== EXERCISE REQUIREMENTS ==
Print the listing that follows, character for character.

** BEGIN **

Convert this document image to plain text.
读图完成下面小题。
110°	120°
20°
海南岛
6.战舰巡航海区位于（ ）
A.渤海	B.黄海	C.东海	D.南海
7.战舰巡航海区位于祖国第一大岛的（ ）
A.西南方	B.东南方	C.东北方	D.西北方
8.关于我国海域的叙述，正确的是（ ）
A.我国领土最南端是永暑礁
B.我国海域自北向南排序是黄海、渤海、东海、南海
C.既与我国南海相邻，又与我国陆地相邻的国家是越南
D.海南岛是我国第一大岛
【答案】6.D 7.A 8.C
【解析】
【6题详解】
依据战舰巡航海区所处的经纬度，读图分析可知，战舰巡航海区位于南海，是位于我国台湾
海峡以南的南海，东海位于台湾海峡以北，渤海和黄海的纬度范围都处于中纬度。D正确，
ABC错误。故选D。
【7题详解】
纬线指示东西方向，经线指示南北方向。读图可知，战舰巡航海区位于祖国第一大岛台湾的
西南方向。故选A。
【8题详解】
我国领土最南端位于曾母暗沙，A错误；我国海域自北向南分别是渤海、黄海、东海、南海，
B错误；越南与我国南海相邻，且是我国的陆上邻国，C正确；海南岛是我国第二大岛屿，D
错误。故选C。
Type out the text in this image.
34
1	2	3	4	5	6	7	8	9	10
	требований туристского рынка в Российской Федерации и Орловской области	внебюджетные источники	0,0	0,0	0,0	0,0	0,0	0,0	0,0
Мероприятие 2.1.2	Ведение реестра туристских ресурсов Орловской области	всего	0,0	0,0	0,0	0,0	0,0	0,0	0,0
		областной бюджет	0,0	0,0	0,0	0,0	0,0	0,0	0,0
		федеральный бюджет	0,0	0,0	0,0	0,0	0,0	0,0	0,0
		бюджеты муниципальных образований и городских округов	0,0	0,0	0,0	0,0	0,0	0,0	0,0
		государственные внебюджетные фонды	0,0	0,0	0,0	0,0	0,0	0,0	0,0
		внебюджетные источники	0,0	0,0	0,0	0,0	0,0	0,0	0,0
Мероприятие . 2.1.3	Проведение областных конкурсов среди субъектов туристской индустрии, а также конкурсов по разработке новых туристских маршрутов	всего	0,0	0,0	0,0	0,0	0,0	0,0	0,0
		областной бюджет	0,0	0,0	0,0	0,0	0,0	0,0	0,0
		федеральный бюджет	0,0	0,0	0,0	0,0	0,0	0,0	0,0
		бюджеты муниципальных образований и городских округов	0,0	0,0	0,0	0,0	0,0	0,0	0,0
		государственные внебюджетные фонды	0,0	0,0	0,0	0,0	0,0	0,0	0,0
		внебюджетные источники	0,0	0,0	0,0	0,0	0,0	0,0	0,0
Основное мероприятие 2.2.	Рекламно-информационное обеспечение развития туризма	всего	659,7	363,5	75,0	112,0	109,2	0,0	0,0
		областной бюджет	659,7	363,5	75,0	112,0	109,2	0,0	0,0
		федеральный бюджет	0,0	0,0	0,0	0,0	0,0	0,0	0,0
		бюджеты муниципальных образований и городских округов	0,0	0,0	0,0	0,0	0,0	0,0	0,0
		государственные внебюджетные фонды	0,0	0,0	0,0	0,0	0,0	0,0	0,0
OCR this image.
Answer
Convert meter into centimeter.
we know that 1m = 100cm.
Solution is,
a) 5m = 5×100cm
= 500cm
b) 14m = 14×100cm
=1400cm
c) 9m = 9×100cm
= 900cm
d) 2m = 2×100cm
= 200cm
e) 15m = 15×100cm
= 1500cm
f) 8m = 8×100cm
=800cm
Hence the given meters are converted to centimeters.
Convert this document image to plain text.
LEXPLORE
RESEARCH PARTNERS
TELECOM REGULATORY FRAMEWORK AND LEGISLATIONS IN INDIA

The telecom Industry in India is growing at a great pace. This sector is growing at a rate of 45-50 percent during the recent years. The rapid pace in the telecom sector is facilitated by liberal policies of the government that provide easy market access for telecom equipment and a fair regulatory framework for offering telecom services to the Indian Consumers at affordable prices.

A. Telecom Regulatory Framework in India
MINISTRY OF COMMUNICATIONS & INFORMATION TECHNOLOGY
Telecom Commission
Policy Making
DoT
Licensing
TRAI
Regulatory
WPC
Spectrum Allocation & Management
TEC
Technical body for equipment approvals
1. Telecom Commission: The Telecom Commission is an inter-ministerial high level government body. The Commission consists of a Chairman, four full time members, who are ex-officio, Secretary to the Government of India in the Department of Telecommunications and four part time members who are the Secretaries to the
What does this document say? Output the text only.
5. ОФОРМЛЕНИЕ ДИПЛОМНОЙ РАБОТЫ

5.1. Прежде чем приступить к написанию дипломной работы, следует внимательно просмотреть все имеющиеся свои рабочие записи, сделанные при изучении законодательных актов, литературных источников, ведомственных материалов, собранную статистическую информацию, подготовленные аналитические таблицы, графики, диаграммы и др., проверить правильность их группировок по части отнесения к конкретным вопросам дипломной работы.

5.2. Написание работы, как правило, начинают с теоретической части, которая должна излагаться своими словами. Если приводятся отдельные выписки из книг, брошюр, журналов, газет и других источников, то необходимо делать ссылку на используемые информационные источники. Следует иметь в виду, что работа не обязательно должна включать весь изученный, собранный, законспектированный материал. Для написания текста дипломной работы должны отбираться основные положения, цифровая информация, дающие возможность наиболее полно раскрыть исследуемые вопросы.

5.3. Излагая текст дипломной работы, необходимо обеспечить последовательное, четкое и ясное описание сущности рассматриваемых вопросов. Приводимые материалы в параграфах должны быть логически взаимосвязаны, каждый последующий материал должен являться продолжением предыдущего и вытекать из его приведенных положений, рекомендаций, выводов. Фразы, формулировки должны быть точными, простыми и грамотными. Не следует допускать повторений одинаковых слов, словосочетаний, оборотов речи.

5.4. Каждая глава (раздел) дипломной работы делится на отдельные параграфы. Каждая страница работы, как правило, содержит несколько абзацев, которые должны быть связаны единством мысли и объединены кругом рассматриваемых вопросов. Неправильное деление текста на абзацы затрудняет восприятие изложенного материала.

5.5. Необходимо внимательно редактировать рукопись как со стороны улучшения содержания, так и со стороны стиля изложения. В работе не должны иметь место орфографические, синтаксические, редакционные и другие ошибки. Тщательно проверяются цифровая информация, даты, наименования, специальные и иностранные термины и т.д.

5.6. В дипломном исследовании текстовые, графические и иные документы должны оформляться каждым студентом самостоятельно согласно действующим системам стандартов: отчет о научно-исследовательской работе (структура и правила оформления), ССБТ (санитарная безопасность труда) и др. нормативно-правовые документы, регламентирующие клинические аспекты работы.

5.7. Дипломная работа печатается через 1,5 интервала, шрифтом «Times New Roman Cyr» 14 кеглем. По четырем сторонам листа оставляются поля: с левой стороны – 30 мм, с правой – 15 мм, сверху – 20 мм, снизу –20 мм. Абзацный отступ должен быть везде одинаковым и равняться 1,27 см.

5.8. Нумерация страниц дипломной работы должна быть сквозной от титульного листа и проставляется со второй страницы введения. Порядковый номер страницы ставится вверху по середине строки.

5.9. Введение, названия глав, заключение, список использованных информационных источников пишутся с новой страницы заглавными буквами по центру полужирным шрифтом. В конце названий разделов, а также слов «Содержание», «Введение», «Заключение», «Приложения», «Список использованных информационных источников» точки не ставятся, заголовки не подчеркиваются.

** END **

== RESULT FOR THIS TASK ==
Convert this document image to plain text.
读图完成下面小题。
110°	120°
20°
海南岛
6.战舰巡航海区位于（ ）
A.渤海	B.黄海	C.东海	D.南海
7.战舰巡航海区位于祖国第一大岛的（ ）
A.西南方	B.东南方	C.东北方	D.西北方
8.关于我国海域的叙述，正确的是（ ）
A.我国领土最南端是永暑礁
B.我国海域自北向南排序是黄海、渤海、东海、南海
C.既与我国南海相邻，又与我国陆地相邻的国家是越南
D.海南岛是我国第一大岛
【答案】6.D 7.A 8.C
【解析】
【6题详解】
依据战舰巡航海区所处的经纬度，读图分析可知，战舰巡航海区位于南海，是位于我国台湾
海峡以南的南海，东海位于台湾海峡以北，渤海和黄海的纬度范围都处于中纬度。D正确，
ABC错误。故选D。
【7题详解】
纬线指示东西方向，经线指示南北方向。读图可知，战舰巡航海区位于祖国第一大岛台湾的
西南方向。故选A。
【8题详解】
我国领土最南端位于曾母暗沙，A错误；我国海域自北向南分别是渤海、黄海、东海、南海，
B错误；越南与我国南海相邻，且是我国的陆上邻国，C正确；海南岛是我国第二大岛屿，D
错误。故选C。
Type out the text in this image.
34
1	2	3	4	5	6	7	8	9	10
	требований туристского рынка в Российской Федерации и Орловской области	внебюджетные источники	0,0	0,0	0,0	0,0	0,0	0,0	0,0
Мероприятие 2.1.2	Ведение реестра туристских ресурсов Орловской области	всего	0,0	0,0	0,0	0,0	0,0	0,0	0,0
		областной бюджет	0,0	0,0	0,0	0,0	0,0	0,0	0,0
		федеральный бюджет	0,0	0,0	0,0	0,0	0,0	0,0	0,0
		бюджеты муниципальных образований и городских округов	0,0	0,0	0,0	0,0	0,0	0,0	0,0
		государственные внебюджетные фонды	0,0	0,0	0,0	0,0	0,0	0,0	0,0
		внебюджетные источники	0,0	0,0	0,0	0,0	0,0	0,0	0,0
Мероприятие . 2.1.3	Проведение областных конкурсов среди субъектов туристской индустрии, а также конкурсов по разработке новых туристских маршрутов	всего	0,0	0,0	0,0	0,0	0,0	0,0	0,0
		областной бюджет	0,0	0,0	0,0	0,0	0,0	0,0	0,0
		федеральный бюджет	0,0	0,0	0,0	0,0	0,0	0,0	0,0
		бюджеты муниципальных образований и городских округов	0,0	0,0	0,0	0,0	0,0	0,0	0,0
		государственные внебюджетные фонды	0,0	0,0	0,0	0,0	0,0	0,0	0,0
		внебюджетные источники	0,0	0,0	0,0	0,0	0,0	0,0	0,0
Основное мероприятие 2.2.	Рекламно-информационное обеспечение развития туризма	всего	659,7	363,5	75,0	112,0	109,2	0,0	0,0
		областной бюджет	659,7	363,5	75,0	112,0	109,2	0,0	0,0
		федеральный бюджет	0,0	0,0	0,0	0,0	0,0	0,0	0,0
		бюджеты муниципальных образований и городских округов	0,0	0,0	0,0	0,0	0,0	0,0	0,0
		государственные внебюджетные фонды	0,0	0,0	0,0	0,0	0,0	0,0	0,0
OCR this image.
Answer
Convert meter into centimeter.
we know that 1m = 100cm.
Solution is,
a) 5m = 5×100cm
= 500cm
b) 14m = 14×100cm
=1400cm
c) 9m = 9×100cm
= 900cm
d) 2m = 2×100cm
= 200cm
e) 15m = 15×100cm
= 1500cm
f) 8m = 8×100cm
=800cm
Hence the given meters are converted to centimeters.
Convert this document image to plain text.
LEXPLORE
RESEARCH PARTNERS
TELECOM REGULATORY FRAMEWORK AND LEGISLATIONS IN INDIA

The telecom Industry in India is growing at a great pace. This sector is growing at a rate of 45-50 percent during the recent years. The rapid pace in the telecom sector is facilitated by liberal policies of the government that provide easy market access for telecom equipment and a fair regulatory framework for offering telecom services to the Indian Consumers at affordable prices.

A. Telecom Regulatory Framework in India
MINISTRY OF COMMUNICATIONS & INFORMATION TECHNOLOGY
Telecom Commission
Policy Making
DoT
Licensing
TRAI
Regulatory
WPC
Spectrum Allocation & Management
TEC
Technical body for equipment approvals
1. Telecom Commission: The Telecom Commission is an inter-ministerial high level government body. The Commission consists of a Chairman, four full time members, who are ex-officio, Secretary to the Government of India in the Department of Telecommunications and four part time members who are the Secretaries to the
What does this document say? Output the text only.
5. ОФОРМЛЕНИЕ ДИПЛОМНОЙ РАБОТЫ

5.1. Прежде чем приступить к написанию дипломной работы, следует внимательно просмотреть все имеющиеся свои рабочие записи, сделанные при изучении законодательных актов, литературных источников, ведомственных материалов, собранную статистическую информацию, подготовленные аналитические таблицы, графики, диаграммы и др., проверить правильность их группировок по части отнесения к конкретным вопросам дипломной работы.

5.2. Написание работы, как правило, начинают с теоретической части, которая должна излагаться своими словами. Если приводятся отдельные выписки из книг, брошюр, журналов, газет и других источников, то необходимо делать ссылку на используемые информационные источники. Следует иметь в виду, что работа не обязательно должна включать весь изученный, собранный, законспектированный материал. Для написания текста дипломной работы должны отбираться основные положения, цифровая информация, дающие возможность наиболее полно раскрыть исследуемые вопросы.

5.3. Излагая текст дипломной работы, необходимо обеспечить последовательное, четкое и ясное описание сущности рассматриваемых вопросов. Приводимые материалы в параграфах должны быть логически взаимосвязаны, каждый последующий материал должен являться продолжением предыдущего и вытекать из его приведенных положений, рекомендаций, выводов. Фразы, формулировки должны быть точными, простыми и грамотными. Не следует допускать повторений одинаковых слов, словосочетаний, оборотов речи.

5.4. Каждая глава (раздел) дипломной работы делится на отдельные параграфы. Каждая страница работы, как правило, содержит несколько абзацев, которые должны быть связаны единством мысли и объединены кругом рассматриваемых вопросов. Неправильное деление текста на абзацы затрудняет восприятие изложенного материала.

5.5. Необходимо внимательно редактировать рукопись как со стороны улучшения содержания, так и со стороны стиля изложения. В работе не должны иметь место орфографические, синтаксические, редакционные и другие ошибки. Тщательно проверяются цифровая информация, даты, наименования, специальные и иностранные термины и т.д.

5.6. В дипломном исследовании текстовые, графические и иные документы должны оформляться каждым студентом самостоятельно согласно действующим системам стандартов: отчет о научно-исследовательской работе (структура и правила оформления), ССБТ (санитарная безопасность труда) и др. нормативно-правовые документы, регламентирующие клинические аспекты работы.

5.7. Дипломная работа печатается через 1,5 интервала, шрифтом «Times New Roman Cyr» 14 кеглем. По четырем сторонам листа оставляются поля: с левой стороны – 30 мм, с правой – 15 мм, сверху – 20 мм, снизу –20 мм. Абзацный отступ должен быть везде одинаковым и равняться 1,27 см.

5.8. Нумерация страниц дипломной работы должна быть сквозной от титульного листа и проставляется со второй страницы введения. Порядковый номер страницы ставится вверху по середине строки.

5.9. Введение, названия глав, заключение, список использованных информационных источников пишутся с новой страницы заглавными буквами по центру полужирным шрифтом. В конце названий разделов, а также слов «Содержание», «Введение», «Заключение», «Приложения», «Список использованных информационных источников» точки не ставятся, заголовки не подчеркиваются.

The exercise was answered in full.